WHAT IS BEING ASKED: Tally the lines in the listing below that include "basis". Answer with the count and nothing more.

--- Start GIVEN ENTRIES ---

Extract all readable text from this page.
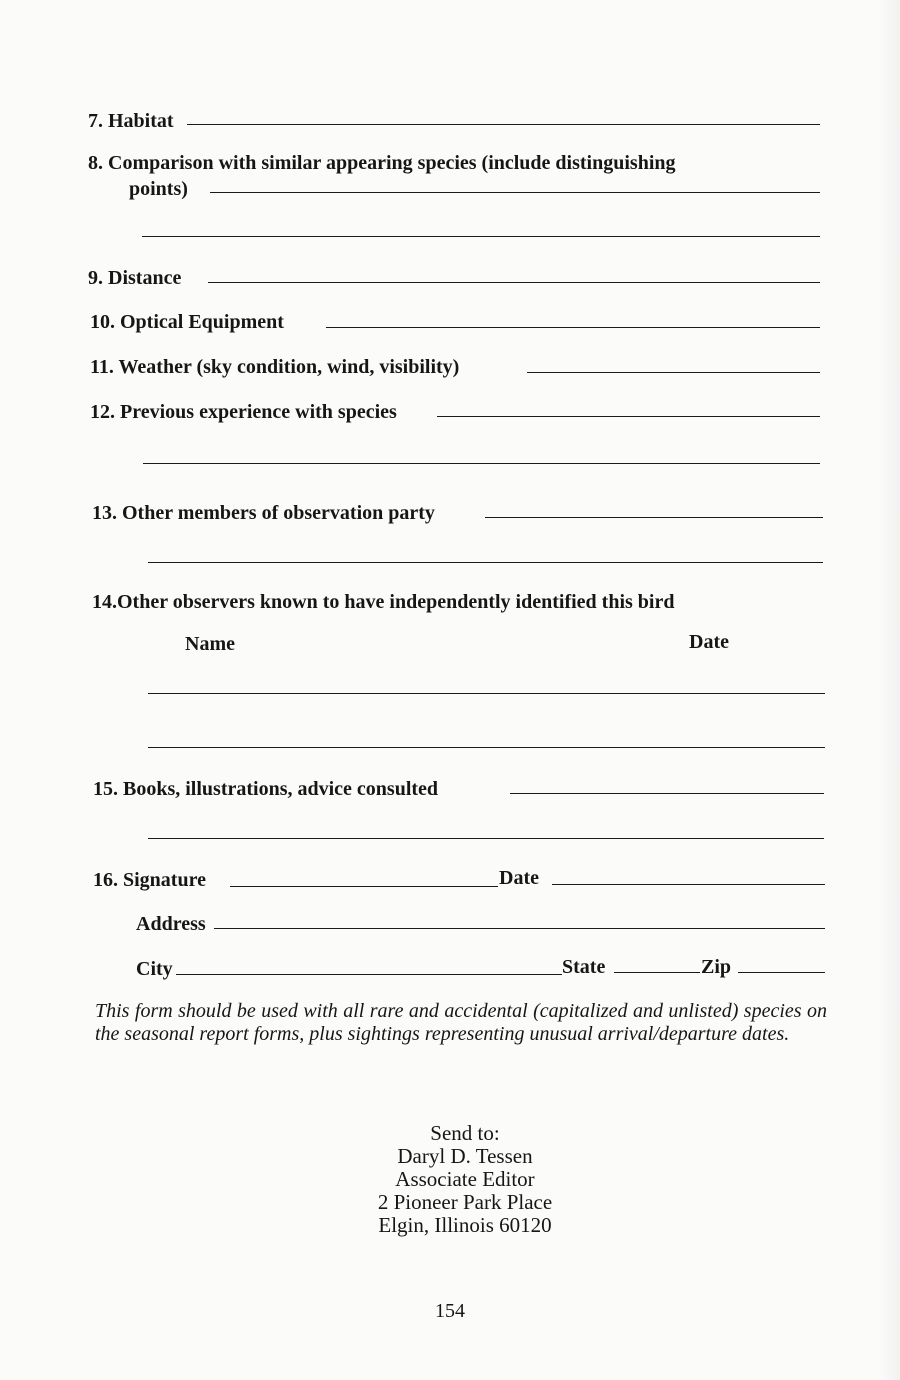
7. Habitat
8. Comparison with similar appearing species (include distinguishing
points)
9. Distance
10. Optical Equipment
11. Weather (sky condition, wind, visibility)
12. Previous experience with species
13. Other members of observation party
14.Other observers known to have independently identified this bird
Name	Date
15. Books, illustrations, advice consulted
16. Signature	Date
Address
City	State	Zip
This form should be used with all rare and accidental (capitalized and unlisted) species on the seasonal report forms, plus sightings representing unusual arrival/departure dates.
Send to:
Daryl D. Tessen
Associate Editor
2 Pioneer Park Place
Elgin, Illinois 60120
154
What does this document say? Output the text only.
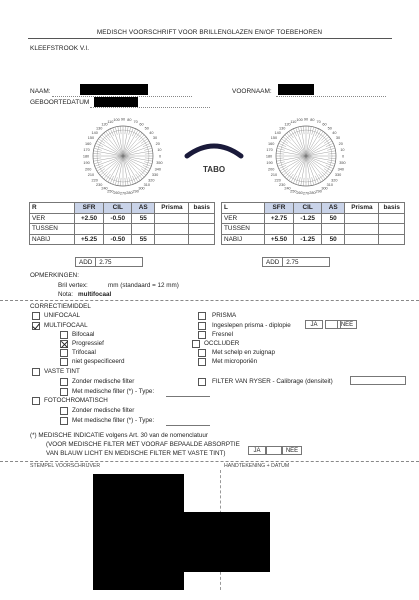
MEDISCH VOORSCHRIFT VOOR BRILLENGLAZEN EN/OF TOEBEHOREN
KLEEFSTROOK V.I.
NAAM:	VOORNAAM:
GEBOORTEDATUM
0
10
20
30
40
50
60
70
80
90
100
110
120
130
140
150
160
170
180
190
200
210
220
230
240
250 260 270 280 290
300
310
320
330
340
350
0
10
20
30
40
50
60
70
80
90
100
110
120
130
140
150
160
170
180
190
200
210
220
230
240
250 260 270 280 290
300
310
320
330
340
350
TABO
R	SFR	CIL	AS	Prisma	basis
VER	+2.50	-0.50	55		
TUSSEN					
NABIJ	+5.25	-0.50	55		
ADD	2.75
L	SFR	CIL	AS	Prisma	basis
VER	+2.75	-1.25	50		
TUSSEN					
NABIJ	+5.50	-1.25	50		
ADD	2.75
OPMERKINGEN:
Bril vertex:	mm (standaard = 12 mm)
Nota: multifocaal
CORRECTIEMIDDEL
UNIFOCAAL
MULTIFOCAAL
Bifocaal
Progressief
Trifocaal
niet gespecificeerd
VASTE TINT
Zonder medische filter
Met medische filter (*) - Type:
FOTOCHROMATISCH
Zonder medische filter
Met medische filter (*) - Type:
PRISMA
Ingeslepen prisma - diplopie	JA	NEE
Fresnel
OCCLUDER
Met schelp en zuignap
Met microporiën
FILTER VAN RYSER - Calibrage (densiteit)
(*) MEDISCHE INDICATIE volgens Art. 30 van de nomenclatuur
(VOOR MEDISCHE FILTER MET VOORAF BEPAALDE ABSORPTIE
VAN BLAUW LICHT EN MEDISCHE FILTER MET VASTE TINT)	JA	NEE
STEMPEL VOORSCHRIJVER	HANDTEKENING + DATUM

--- End GIVEN ENTRIES ---

REPLY TO THE EXERCISE: 2